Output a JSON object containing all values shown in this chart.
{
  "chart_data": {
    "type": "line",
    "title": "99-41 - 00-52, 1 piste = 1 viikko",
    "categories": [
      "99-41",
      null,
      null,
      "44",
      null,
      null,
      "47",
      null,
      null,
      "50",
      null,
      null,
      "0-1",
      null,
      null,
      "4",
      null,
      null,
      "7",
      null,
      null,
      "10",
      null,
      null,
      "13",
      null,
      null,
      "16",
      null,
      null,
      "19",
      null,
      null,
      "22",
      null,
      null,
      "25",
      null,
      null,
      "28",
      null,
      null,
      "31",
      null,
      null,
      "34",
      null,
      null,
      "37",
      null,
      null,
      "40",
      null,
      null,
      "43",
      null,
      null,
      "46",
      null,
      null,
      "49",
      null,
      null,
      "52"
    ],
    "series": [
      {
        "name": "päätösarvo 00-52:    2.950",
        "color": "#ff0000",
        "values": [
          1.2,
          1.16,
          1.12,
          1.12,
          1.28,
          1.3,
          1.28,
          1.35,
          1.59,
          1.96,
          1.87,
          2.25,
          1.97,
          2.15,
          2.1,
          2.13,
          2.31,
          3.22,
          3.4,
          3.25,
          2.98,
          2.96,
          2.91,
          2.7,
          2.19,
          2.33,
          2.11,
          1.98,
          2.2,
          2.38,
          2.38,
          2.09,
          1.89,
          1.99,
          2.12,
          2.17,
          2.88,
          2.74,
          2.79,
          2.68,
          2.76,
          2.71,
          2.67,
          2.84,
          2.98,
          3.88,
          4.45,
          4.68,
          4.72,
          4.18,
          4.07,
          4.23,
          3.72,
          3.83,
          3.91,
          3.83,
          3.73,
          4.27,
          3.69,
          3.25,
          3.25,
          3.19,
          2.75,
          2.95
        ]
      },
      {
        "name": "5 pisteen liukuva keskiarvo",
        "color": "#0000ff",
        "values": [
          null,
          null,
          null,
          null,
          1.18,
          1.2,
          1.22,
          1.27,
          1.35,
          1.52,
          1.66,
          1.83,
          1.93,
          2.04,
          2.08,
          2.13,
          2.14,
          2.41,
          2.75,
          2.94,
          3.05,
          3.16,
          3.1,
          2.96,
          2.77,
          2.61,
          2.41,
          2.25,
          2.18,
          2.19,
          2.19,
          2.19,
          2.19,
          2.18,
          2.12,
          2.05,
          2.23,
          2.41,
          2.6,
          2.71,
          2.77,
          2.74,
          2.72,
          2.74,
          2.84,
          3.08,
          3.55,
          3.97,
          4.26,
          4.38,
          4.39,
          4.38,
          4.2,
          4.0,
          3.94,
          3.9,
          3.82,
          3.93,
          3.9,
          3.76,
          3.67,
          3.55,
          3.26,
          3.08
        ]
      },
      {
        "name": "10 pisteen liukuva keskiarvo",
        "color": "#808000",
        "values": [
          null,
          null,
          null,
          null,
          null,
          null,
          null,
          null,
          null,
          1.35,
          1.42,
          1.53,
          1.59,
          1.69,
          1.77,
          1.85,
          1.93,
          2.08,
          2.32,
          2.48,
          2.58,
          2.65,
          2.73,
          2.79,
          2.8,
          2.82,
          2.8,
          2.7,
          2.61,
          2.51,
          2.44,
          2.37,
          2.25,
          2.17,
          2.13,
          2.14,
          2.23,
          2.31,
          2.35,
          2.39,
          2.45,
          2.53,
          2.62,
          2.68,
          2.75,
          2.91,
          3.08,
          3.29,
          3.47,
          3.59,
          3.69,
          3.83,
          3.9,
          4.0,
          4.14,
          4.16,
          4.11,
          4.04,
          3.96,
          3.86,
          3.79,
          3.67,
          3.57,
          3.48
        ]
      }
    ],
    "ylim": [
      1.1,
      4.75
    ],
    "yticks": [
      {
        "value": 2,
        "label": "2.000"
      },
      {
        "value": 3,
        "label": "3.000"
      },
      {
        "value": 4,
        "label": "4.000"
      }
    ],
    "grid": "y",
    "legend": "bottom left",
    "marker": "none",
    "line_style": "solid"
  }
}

• The task: Find the string "name" in the listing and return every line that holds it.

• Result of the exercise:
        "name": "päätösarvo 00-52:    2.950",
        "name": "5 pisteen liukuva keskiarvo",
        "name": "10 pisteen liukuva keskiarvo",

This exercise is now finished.